:: Given problem ::
Report how many lines contain "danych"; state the number and nothing else.

Dataset records start

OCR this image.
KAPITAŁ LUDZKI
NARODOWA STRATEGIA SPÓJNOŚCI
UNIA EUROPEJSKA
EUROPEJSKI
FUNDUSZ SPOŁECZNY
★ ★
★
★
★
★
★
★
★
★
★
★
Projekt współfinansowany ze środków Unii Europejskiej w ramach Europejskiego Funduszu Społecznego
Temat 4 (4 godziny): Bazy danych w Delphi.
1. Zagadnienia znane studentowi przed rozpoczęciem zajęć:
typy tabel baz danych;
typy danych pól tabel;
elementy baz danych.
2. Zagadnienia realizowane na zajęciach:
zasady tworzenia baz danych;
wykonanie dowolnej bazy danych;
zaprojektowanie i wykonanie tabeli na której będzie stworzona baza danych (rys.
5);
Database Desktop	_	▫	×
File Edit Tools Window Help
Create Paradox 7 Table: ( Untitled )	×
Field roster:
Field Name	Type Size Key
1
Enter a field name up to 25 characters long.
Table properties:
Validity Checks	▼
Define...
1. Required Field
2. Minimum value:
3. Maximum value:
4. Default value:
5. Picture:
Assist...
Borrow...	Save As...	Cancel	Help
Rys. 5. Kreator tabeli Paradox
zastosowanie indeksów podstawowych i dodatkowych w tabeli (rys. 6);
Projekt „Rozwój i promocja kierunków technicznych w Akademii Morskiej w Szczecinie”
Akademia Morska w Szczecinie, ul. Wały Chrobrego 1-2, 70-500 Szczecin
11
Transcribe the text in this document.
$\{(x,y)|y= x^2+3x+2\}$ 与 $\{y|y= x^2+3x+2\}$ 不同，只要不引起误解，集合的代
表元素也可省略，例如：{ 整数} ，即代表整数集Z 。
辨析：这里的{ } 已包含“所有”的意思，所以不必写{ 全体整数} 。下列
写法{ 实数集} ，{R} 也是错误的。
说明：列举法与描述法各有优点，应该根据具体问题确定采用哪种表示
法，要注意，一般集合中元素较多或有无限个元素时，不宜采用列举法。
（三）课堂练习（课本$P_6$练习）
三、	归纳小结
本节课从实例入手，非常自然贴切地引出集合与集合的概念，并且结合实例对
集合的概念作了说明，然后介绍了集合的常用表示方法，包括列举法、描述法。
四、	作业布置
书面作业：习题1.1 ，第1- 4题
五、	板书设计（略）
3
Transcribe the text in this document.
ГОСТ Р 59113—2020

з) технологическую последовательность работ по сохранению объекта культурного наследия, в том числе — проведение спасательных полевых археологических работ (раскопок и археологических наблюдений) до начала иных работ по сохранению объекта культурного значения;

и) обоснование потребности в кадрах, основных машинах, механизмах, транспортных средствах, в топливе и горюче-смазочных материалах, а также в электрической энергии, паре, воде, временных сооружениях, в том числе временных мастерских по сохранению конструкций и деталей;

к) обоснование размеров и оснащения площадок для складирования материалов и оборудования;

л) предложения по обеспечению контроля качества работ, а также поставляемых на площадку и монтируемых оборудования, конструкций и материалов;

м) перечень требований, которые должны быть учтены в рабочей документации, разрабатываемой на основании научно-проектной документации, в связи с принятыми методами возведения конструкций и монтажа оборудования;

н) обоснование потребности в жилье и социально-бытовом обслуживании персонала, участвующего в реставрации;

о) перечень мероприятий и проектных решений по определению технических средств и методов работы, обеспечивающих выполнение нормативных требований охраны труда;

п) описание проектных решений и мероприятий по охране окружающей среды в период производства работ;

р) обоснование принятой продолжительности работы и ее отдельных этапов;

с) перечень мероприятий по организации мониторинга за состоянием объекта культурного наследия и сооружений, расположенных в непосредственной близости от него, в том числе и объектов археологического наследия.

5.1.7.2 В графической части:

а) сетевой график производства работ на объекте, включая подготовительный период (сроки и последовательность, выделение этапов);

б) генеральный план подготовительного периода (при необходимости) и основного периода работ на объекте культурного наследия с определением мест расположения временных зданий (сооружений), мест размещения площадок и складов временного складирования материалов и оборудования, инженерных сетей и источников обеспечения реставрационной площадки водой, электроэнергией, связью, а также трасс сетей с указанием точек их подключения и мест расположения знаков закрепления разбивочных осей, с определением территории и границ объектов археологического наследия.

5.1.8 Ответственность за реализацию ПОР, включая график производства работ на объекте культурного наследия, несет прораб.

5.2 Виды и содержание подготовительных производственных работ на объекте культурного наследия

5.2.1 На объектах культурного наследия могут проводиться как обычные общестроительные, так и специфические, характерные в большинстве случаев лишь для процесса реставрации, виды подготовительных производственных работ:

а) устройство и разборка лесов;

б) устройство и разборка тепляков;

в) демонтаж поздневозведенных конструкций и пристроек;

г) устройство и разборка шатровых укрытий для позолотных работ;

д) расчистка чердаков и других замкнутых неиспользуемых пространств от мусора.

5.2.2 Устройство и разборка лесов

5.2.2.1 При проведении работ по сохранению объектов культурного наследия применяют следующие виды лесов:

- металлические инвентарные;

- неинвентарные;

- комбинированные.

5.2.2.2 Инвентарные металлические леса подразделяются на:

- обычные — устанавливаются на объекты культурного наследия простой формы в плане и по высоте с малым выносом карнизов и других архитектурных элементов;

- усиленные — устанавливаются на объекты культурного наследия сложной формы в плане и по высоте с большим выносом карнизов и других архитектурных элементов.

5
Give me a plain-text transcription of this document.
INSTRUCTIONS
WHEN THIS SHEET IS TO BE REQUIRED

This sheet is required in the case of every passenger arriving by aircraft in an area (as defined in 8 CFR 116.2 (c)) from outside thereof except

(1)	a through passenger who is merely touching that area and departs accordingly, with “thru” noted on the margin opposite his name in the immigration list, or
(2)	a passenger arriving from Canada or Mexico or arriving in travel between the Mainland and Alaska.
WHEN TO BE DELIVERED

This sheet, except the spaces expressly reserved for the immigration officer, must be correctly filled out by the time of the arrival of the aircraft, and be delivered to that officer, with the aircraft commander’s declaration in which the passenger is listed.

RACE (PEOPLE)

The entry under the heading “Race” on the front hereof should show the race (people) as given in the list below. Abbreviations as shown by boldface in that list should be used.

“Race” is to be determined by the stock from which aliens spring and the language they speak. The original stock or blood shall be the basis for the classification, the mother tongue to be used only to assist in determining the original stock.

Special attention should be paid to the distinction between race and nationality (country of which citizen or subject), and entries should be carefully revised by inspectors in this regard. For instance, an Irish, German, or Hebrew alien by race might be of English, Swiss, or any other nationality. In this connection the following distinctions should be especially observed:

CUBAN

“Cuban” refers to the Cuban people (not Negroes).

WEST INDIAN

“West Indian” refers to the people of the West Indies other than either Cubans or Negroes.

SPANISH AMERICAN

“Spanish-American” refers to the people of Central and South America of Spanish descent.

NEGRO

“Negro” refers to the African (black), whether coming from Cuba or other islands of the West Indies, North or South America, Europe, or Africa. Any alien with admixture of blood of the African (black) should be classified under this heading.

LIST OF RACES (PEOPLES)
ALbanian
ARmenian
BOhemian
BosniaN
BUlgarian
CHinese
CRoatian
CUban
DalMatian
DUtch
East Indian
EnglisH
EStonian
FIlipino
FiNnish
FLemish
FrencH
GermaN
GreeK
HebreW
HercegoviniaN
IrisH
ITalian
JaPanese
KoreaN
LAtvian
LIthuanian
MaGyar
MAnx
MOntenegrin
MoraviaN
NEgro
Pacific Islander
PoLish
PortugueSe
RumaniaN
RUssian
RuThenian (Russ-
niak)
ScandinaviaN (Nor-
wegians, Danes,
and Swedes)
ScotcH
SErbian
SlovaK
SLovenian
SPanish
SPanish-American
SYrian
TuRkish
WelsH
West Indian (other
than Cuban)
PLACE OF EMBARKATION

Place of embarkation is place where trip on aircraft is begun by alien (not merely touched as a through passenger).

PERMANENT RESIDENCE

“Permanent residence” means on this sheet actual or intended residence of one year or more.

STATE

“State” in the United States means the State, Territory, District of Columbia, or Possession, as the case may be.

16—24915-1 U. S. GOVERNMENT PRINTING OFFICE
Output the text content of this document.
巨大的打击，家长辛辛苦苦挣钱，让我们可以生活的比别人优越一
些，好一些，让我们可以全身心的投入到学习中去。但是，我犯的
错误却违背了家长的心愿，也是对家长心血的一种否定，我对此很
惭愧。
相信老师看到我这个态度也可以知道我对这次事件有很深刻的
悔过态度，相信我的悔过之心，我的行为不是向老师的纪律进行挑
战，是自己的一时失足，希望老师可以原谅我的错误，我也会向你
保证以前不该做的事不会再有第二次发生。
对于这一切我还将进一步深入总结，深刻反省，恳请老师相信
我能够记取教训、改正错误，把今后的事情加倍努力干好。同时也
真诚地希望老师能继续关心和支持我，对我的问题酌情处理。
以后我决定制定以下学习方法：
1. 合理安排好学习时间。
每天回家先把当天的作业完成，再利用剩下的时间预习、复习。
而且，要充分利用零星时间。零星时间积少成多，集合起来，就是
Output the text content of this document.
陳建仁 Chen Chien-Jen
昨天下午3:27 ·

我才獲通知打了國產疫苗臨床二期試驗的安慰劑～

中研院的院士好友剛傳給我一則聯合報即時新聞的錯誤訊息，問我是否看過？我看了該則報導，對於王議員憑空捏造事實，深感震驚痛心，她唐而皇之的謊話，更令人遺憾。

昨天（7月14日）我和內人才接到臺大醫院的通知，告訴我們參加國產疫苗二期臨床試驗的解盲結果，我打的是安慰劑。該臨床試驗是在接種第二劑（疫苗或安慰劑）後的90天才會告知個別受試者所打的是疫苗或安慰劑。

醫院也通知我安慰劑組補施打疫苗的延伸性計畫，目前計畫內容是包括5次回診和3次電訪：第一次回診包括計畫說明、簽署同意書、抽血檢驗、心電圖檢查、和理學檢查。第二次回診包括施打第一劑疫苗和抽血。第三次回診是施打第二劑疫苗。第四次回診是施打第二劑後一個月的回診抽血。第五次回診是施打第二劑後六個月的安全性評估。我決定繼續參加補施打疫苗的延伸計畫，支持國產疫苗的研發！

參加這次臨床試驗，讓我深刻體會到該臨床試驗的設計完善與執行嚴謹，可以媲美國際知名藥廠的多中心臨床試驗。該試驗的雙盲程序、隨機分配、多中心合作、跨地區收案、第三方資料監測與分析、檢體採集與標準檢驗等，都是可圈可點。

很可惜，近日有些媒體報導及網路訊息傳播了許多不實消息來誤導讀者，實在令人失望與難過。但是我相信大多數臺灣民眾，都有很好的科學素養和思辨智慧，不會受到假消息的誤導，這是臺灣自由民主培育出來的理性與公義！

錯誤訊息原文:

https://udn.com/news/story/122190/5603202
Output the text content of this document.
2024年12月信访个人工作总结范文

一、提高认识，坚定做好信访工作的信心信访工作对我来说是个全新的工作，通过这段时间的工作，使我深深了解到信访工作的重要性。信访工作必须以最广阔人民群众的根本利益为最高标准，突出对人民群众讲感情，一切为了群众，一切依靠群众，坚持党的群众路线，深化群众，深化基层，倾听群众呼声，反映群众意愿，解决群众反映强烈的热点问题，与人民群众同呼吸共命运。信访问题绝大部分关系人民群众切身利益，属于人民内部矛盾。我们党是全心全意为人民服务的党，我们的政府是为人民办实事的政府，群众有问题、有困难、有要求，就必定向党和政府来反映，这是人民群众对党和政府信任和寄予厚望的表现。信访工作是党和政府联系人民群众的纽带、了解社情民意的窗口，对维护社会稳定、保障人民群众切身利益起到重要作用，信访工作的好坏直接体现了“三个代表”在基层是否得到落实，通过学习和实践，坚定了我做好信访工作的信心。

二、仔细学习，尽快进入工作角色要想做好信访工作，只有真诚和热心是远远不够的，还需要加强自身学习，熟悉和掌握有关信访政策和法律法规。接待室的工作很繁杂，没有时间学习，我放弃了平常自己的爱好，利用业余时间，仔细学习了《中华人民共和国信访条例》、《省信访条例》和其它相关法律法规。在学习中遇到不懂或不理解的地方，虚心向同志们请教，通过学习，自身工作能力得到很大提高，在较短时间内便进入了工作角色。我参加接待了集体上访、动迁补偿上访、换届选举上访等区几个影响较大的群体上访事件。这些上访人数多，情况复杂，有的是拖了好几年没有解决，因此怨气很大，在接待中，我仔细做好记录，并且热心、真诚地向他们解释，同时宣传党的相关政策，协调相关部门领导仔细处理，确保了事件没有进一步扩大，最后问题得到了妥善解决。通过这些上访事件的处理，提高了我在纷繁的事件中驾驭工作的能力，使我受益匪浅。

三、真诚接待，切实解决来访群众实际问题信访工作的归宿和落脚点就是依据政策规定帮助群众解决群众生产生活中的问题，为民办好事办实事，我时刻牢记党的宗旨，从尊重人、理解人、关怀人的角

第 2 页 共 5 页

Dataset records end

:: Exercise answer ::
7